### RAW DATA
start
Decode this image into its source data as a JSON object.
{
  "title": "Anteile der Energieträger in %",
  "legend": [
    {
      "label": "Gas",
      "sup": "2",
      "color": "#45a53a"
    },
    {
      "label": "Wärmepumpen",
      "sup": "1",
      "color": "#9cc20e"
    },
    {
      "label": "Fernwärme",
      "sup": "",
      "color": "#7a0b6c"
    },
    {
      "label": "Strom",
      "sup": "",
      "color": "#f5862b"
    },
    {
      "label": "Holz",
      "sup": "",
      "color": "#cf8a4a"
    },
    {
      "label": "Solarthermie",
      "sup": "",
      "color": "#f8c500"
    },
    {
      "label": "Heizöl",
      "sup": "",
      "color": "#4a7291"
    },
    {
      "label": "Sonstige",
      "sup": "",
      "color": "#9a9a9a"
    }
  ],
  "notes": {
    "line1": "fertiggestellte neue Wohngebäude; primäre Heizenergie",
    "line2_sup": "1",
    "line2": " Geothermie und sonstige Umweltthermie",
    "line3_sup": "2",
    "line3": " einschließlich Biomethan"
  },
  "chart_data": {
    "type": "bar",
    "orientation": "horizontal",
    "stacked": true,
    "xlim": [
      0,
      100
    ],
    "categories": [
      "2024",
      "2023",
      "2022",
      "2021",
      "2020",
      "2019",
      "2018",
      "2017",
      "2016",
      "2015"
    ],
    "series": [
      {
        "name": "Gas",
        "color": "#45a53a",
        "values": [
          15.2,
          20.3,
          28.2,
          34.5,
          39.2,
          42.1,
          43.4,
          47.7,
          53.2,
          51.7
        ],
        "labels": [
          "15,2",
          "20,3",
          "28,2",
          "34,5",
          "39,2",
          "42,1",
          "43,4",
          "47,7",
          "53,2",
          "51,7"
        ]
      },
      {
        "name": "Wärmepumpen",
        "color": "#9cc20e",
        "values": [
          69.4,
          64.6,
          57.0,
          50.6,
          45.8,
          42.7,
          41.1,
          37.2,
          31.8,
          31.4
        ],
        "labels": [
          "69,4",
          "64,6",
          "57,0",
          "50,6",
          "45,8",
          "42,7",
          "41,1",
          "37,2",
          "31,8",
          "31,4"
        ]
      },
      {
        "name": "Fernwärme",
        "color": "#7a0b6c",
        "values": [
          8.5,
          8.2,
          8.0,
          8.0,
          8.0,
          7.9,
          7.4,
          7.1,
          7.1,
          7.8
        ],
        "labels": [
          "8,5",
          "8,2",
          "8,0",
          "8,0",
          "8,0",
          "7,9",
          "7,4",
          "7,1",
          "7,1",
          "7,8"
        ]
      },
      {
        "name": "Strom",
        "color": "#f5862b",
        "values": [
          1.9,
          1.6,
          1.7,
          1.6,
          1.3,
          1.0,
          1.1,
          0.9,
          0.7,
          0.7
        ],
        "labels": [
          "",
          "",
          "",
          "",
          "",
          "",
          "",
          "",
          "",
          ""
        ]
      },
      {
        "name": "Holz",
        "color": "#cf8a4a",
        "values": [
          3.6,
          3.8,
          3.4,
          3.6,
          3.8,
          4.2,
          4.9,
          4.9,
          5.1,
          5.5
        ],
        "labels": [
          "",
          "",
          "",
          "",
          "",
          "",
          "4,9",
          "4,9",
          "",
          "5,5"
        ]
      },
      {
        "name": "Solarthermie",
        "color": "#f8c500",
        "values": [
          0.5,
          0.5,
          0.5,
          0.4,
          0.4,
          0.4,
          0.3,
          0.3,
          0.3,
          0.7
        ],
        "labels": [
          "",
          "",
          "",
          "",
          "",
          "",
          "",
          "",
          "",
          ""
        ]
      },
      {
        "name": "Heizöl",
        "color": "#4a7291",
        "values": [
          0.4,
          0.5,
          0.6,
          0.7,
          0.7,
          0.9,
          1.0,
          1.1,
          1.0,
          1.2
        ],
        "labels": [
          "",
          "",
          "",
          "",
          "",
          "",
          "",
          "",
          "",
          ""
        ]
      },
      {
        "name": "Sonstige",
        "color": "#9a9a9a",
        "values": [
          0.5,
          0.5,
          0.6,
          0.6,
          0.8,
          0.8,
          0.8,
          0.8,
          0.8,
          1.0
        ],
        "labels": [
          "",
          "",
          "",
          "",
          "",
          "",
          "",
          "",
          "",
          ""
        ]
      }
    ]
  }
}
end
Write out the full set of records exactly as given.

### SOLUTION TO THIS TASK
Decode this image into its source data as a JSON object.
{
  "title": "Anteile der Energieträger in %",
  "legend": [
    {
      "label": "Gas",
      "sup": "2",
      "color": "#45a53a"
    },
    {
      "label": "Wärmepumpen",
      "sup": "1",
      "color": "#9cc20e"
    },
    {
      "label": "Fernwärme",
      "sup": "",
      "color": "#7a0b6c"
    },
    {
      "label": "Strom",
      "sup": "",
      "color": "#f5862b"
    },
    {
      "label": "Holz",
      "sup": "",
      "color": "#cf8a4a"
    },
    {
      "label": "Solarthermie",
      "sup": "",
      "color": "#f8c500"
    },
    {
      "label": "Heizöl",
      "sup": "",
      "color": "#4a7291"
    },
    {
      "label": "Sonstige",
      "sup": "",
      "color": "#9a9a9a"
    }
  ],
  "notes": {
    "line1": "fertiggestellte neue Wohngebäude; primäre Heizenergie",
    "line2_sup": "1",
    "line2": " Geothermie und sonstige Umweltthermie",
    "line3_sup": "2",
    "line3": " einschließlich Biomethan"
  },
  "chart_data": {
    "type": "bar",
    "orientation": "horizontal",
    "stacked": true,
    "xlim": [
      0,
      100
    ],
    "categories": [
      "2024",
      "2023",
      "2022",
      "2021",
      "2020",
      "2019",
      "2018",
      "2017",
      "2016",
      "2015"
    ],
    "series": [
      {
        "name": "Gas",
        "color": "#45a53a",
        "values": [
          15.2,
          20.3,
          28.2,
          34.5,
          39.2,
          42.1,
          43.4,
          47.7,
          53.2,
          51.7
        ],
        "labels": [
          "15,2",
          "20,3",
          "28,2",
          "34,5",
          "39,2",
          "42,1",
          "43,4",
          "47,7",
          "53,2",
          "51,7"
        ]
      },
      {
        "name": "Wärmepumpen",
        "color": "#9cc20e",
        "values": [
          69.4,
          64.6,
          57.0,
          50.6,
          45.8,
          42.7,
          41.1,
          37.2,
          31.8,
          31.4
        ],
        "labels": [
          "69,4",
          "64,6",
          "57,0",
          "50,6",
          "45,8",
          "42,7",
          "41,1",
          "37,2",
          "31,8",
          "31,4"
        ]
      },
      {
        "name": "Fernwärme",
        "color": "#7a0b6c",
        "values": [
          8.5,
          8.2,
          8.0,
          8.0,
          8.0,
          7.9,
          7.4,
          7.1,
          7.1,
          7.8
        ],
        "labels": [
          "8,5",
          "8,2",
          "8,0",
          "8,0",
          "8,0",
          "7,9",
          "7,4",
          "7,1",
          "7,1",
          "7,8"
        ]
      },
      {
        "name": "Strom",
        "color": "#f5862b",
        "values": [
          1.9,
          1.6,
          1.7,
          1.6,
          1.3,
          1.0,
          1.1,
          0.9,
          0.7,
          0.7
        ],
        "labels": [
          "",
          "",
          "",
          "",
          "",
          "",
          "",
          "",
          "",
          ""
        ]
      },
      {
        "name": "Holz",
        "color": "#cf8a4a",
        "values": [
          3.6,
          3.8,
          3.4,
          3.6,
          3.8,
          4.2,
          4.9,
          4.9,
          5.1,
          5.5
        ],
        "labels": [
          "",
          "",
          "",
          "",
          "",
          "",
          "4,9",
          "4,9",
          "",
          "5,5"
        ]
      },
      {
        "name": "Solarthermie",
        "color": "#f8c500",
        "values": [
          0.5,
          0.5,
          0.5,
          0.4,
          0.4,
          0.4,
          0.3,
          0.3,
          0.3,
          0.7
        ],
        "labels": [
          "",
          "",
          "",
          "",
          "",
          "",
          "",
          "",
          "",
          ""
        ]
      },
      {
        "name": "Heizöl",
        "color": "#4a7291",
        "values": [
          0.4,
          0.5,
          0.6,
          0.7,
          0.7,
          0.9,
          1.0,
          1.1,
          1.0,
          1.2
        ],
        "labels": [
          "",
          "",
          "",
          "",
          "",
          "",
          "",
          "",
          "",
          ""
        ]
      },
      {
        "name": "Sonstige",
        "color": "#9a9a9a",
        "values": [
          0.5,
          0.5,
          0.6,
          0.6,
          0.8,
          0.8,
          0.8,
          0.8,
          0.8,
          1.0
        ],
        "labels": [
          "",
          "",
          "",
          "",
          "",
          "",
          "",
          "",
          "",
          ""
        ]
      }
    ]
  }
}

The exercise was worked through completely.